-- start of Supplied data --

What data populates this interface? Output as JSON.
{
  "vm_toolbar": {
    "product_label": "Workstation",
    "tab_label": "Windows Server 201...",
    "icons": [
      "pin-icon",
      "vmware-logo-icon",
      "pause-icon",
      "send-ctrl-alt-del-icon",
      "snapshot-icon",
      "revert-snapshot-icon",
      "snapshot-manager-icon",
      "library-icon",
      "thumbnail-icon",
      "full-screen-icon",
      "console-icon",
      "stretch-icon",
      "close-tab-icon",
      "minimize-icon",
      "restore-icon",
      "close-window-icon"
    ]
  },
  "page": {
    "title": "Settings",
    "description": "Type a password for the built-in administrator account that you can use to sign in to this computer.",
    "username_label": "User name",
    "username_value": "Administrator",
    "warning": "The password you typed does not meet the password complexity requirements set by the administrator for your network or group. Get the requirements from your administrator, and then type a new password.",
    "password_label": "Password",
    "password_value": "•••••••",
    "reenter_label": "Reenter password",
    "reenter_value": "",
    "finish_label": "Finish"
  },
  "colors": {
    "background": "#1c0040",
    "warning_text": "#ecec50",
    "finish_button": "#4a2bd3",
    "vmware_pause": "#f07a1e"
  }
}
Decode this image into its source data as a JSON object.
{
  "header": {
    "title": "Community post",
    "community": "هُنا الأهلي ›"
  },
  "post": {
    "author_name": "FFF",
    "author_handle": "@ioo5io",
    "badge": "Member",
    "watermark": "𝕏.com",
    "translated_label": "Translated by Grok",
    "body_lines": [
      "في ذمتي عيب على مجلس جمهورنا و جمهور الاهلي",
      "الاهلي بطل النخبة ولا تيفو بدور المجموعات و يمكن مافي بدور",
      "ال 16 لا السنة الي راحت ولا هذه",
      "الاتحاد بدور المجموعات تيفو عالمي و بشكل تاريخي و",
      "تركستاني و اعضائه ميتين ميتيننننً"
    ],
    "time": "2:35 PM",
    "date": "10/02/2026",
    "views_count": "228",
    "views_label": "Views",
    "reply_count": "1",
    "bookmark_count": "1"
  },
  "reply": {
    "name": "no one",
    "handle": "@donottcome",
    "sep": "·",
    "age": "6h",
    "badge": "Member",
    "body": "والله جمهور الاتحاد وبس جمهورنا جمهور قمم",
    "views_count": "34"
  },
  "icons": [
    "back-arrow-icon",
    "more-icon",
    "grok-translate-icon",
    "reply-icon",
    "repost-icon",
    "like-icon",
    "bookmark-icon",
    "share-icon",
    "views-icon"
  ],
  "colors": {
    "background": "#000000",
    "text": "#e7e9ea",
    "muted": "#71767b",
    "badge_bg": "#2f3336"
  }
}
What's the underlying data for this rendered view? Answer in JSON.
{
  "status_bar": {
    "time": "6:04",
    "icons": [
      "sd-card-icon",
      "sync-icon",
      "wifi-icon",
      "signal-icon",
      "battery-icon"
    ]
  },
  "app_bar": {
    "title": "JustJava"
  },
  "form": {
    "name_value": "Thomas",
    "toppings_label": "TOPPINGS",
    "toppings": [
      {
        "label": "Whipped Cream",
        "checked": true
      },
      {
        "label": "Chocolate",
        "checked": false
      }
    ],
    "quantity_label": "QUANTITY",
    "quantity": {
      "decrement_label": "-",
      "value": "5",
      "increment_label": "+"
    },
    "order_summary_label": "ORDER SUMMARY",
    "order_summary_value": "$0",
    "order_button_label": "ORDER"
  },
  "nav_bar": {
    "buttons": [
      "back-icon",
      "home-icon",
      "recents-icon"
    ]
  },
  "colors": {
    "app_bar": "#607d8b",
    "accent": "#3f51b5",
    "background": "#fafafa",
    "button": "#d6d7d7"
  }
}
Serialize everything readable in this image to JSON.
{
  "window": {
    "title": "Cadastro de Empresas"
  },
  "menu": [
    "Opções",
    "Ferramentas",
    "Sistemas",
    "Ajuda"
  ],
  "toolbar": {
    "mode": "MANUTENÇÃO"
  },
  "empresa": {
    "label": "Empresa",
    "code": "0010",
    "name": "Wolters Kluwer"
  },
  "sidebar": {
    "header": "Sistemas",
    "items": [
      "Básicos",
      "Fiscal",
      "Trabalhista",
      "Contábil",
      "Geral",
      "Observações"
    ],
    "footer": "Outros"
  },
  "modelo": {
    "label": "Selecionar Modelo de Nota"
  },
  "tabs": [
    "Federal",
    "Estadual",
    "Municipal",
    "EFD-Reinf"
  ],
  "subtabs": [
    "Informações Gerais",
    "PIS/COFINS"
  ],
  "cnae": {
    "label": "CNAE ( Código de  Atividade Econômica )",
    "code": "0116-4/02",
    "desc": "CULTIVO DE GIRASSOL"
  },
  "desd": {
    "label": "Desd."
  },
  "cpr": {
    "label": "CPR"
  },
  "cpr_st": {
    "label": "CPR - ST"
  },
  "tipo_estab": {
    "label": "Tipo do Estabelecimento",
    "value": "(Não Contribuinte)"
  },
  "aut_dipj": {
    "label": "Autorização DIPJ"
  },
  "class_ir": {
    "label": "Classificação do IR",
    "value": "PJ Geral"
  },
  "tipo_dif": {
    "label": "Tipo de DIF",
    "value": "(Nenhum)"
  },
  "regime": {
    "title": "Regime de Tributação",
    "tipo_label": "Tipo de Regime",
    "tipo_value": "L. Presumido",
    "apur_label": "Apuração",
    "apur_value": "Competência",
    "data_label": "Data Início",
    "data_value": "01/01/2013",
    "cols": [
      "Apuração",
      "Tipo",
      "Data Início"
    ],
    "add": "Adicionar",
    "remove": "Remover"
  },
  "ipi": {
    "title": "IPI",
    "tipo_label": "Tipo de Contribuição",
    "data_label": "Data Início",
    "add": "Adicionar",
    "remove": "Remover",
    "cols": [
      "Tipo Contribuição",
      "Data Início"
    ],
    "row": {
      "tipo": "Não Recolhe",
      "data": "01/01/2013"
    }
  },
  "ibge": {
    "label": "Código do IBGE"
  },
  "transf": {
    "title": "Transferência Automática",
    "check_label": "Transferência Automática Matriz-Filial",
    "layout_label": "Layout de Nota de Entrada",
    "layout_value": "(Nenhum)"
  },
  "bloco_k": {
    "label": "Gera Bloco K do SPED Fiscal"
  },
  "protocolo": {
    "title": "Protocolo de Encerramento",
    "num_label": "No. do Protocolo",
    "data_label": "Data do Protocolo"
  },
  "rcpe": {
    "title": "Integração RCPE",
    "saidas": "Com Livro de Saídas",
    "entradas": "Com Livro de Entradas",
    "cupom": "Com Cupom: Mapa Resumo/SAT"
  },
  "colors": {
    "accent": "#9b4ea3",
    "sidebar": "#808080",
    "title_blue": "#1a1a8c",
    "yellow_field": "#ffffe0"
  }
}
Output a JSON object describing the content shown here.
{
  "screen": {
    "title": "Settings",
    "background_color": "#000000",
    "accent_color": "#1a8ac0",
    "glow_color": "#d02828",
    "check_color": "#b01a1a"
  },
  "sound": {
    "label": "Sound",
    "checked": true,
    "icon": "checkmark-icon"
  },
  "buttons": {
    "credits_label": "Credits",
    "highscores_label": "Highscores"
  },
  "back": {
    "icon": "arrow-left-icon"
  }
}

-- end of Supplied data --

__Work to complete__
Every record should be repeated exactly; please leave none out.

__Complete response__
What data populates this interface? Output as JSON.
{
  "vm_toolbar": {
    "product_label": "Workstation",
    "tab_label": "Windows Server 201...",
    "icons": [
      "pin-icon",
      "vmware-logo-icon",
      "pause-icon",
      "send-ctrl-alt-del-icon",
      "snapshot-icon",
      "revert-snapshot-icon",
      "snapshot-manager-icon",
      "library-icon",
      "thumbnail-icon",
      "full-screen-icon",
      "console-icon",
      "stretch-icon",
      "close-tab-icon",
      "minimize-icon",
      "restore-icon",
      "close-window-icon"
    ]
  },
  "page": {
    "title": "Settings",
    "description": "Type a password for the built-in administrator account that you can use to sign in to this computer.",
    "username_label": "User name",
    "username_value": "Administrator",
    "warning": "The password you typed does not meet the password complexity requirements set by the administrator for your network or group. Get the requirements from your administrator, and then type a new password.",
    "password_label": "Password",
    "password_value": "•••••••",
    "reenter_label": "Reenter password",
    "reenter_value": "",
    "finish_label": "Finish"
  },
  "colors": {
    "background": "#1c0040",
    "warning_text": "#ecec50",
    "finish_button": "#4a2bd3",
    "vmware_pause": "#f07a1e"
  }
}
Decode this image into its source data as a JSON object.
{
  "header": {
    "title": "Community post",
    "community": "هُنا الأهلي ›"
  },
  "post": {
    "author_name": "FFF",
    "author_handle": "@ioo5io",
    "badge": "Member",
    "watermark": "𝕏.com",
    "translated_label": "Translated by Grok",
    "body_lines": [
      "في ذمتي عيب على مجلس جمهورنا و جمهور الاهلي",
      "الاهلي بطل النخبة ولا تيفو بدور المجموعات و يمكن مافي بدور",
      "ال 16 لا السنة الي راحت ولا هذه",
      "الاتحاد بدور المجموعات تيفو عالمي و بشكل تاريخي و",
      "تركستاني و اعضائه ميتين ميتيننننً"
    ],
    "time": "2:35 PM",
    "date": "10/02/2026",
    "views_count": "228",
    "views_label": "Views",
    "reply_count": "1",
    "bookmark_count": "1"
  },
  "reply": {
    "name": "no one",
    "handle": "@donottcome",
    "sep": "·",
    "age": "6h",
    "badge": "Member",
    "body": "والله جمهور الاتحاد وبس جمهورنا جمهور قمم",
    "views_count": "34"
  },
  "icons": [
    "back-arrow-icon",
    "more-icon",
    "grok-translate-icon",
    "reply-icon",
    "repost-icon",
    "like-icon",
    "bookmark-icon",
    "share-icon",
    "views-icon"
  ],
  "colors": {
    "background": "#000000",
    "text": "#e7e9ea",
    "muted": "#71767b",
    "badge_bg": "#2f3336"
  }
}
What's the underlying data for this rendered view? Answer in JSON.
{
  "status_bar": {
    "time": "6:04",
    "icons": [
      "sd-card-icon",
      "sync-icon",
      "wifi-icon",
      "signal-icon",
      "battery-icon"
    ]
  },
  "app_bar": {
    "title": "JustJava"
  },
  "form": {
    "name_value": "Thomas",
    "toppings_label": "TOPPINGS",
    "toppings": [
      {
        "label": "Whipped Cream",
        "checked": true
      },
      {
        "label": "Chocolate",
        "checked": false
      }
    ],
    "quantity_label": "QUANTITY",
    "quantity": {
      "decrement_label": "-",
      "value": "5",
      "increment_label": "+"
    },
    "order_summary_label": "ORDER SUMMARY",
    "order_summary_value": "$0",
    "order_button_label": "ORDER"
  },
  "nav_bar": {
    "buttons": [
      "back-icon",
      "home-icon",
      "recents-icon"
    ]
  },
  "colors": {
    "app_bar": "#607d8b",
    "accent": "#3f51b5",
    "background": "#fafafa",
    "button": "#d6d7d7"
  }
}
Serialize everything readable in this image to JSON.
{
  "window": {
    "title": "Cadastro de Empresas"
  },
  "menu": [
    "Opções",
    "Ferramentas",
    "Sistemas",
    "Ajuda"
  ],
  "toolbar": {
    "mode": "MANUTENÇÃO"
  },
  "empresa": {
    "label": "Empresa",
    "code": "0010",
    "name": "Wolters Kluwer"
  },
  "sidebar": {
    "header": "Sistemas",
    "items": [
      "Básicos",
      "Fiscal",
      "Trabalhista",
      "Contábil",
      "Geral",
      "Observações"
    ],
    "footer": "Outros"
  },
  "modelo": {
    "label": "Selecionar Modelo de Nota"
  },
  "tabs": [
    "Federal",
    "Estadual",
    "Municipal",
    "EFD-Reinf"
  ],
  "subtabs": [
    "Informações Gerais",
    "PIS/COFINS"
  ],
  "cnae": {
    "label": "CNAE ( Código de  Atividade Econômica )",
    "code": "0116-4/02",
    "desc": "CULTIVO DE GIRASSOL"
  },
  "desd": {
    "label": "Desd."
  },
  "cpr": {
    "label": "CPR"
  },
  "cpr_st": {
    "label": "CPR - ST"
  },
  "tipo_estab": {
    "label": "Tipo do Estabelecimento",
    "value": "(Não Contribuinte)"
  },
  "aut_dipj": {
    "label": "Autorização DIPJ"
  },
  "class_ir": {
    "label": "Classificação do IR",
    "value": "PJ Geral"
  },
  "tipo_dif": {
    "label": "Tipo de DIF",
    "value": "(Nenhum)"
  },
  "regime": {
    "title": "Regime de Tributação",
    "tipo_label": "Tipo de Regime",
    "tipo_value": "L. Presumido",
    "apur_label": "Apuração",
    "apur_value": "Competência",
    "data_label": "Data Início",
    "data_value": "01/01/2013",
    "cols": [
      "Apuração",
      "Tipo",
      "Data Início"
    ],
    "add": "Adicionar",
    "remove": "Remover"
  },
  "ipi": {
    "title": "IPI",
    "tipo_label": "Tipo de Contribuição",
    "data_label": "Data Início",
    "add": "Adicionar",
    "remove": "Remover",
    "cols": [
      "Tipo Contribuição",
      "Data Início"
    ],
    "row": {
      "tipo": "Não Recolhe",
      "data": "01/01/2013"
    }
  },
  "ibge": {
    "label": "Código do IBGE"
  },
  "transf": {
    "title": "Transferência Automática",
    "check_label": "Transferência Automática Matriz-Filial",
    "layout_label": "Layout de Nota de Entrada",
    "layout_value": "(Nenhum)"
  },
  "bloco_k": {
    "label": "Gera Bloco K do SPED Fiscal"
  },
  "protocolo": {
    "title": "Protocolo de Encerramento",
    "num_label": "No. do Protocolo",
    "data_label": "Data do Protocolo"
  },
  "rcpe": {
    "title": "Integração RCPE",
    "saidas": "Com Livro de Saídas",
    "entradas": "Com Livro de Entradas",
    "cupom": "Com Cupom: Mapa Resumo/SAT"
  },
  "colors": {
    "accent": "#9b4ea3",
    "sidebar": "#808080",
    "title_blue": "#1a1a8c",
    "yellow_field": "#ffffe0"
  }
}
Output a JSON object describing the content shown here.
{
  "screen": {
    "title": "Settings",
    "background_color": "#000000",
    "accent_color": "#1a8ac0",
    "glow_color": "#d02828",
    "check_color": "#b01a1a"
  },
  "sound": {
    "label": "Sound",
    "checked": true,
    "icon": "checkmark-icon"
  },
  "buttons": {
    "credits_label": "Credits",
    "highscores_label": "Highscores"
  },
  "back": {
    "icon": "arrow-left-icon"
  }
}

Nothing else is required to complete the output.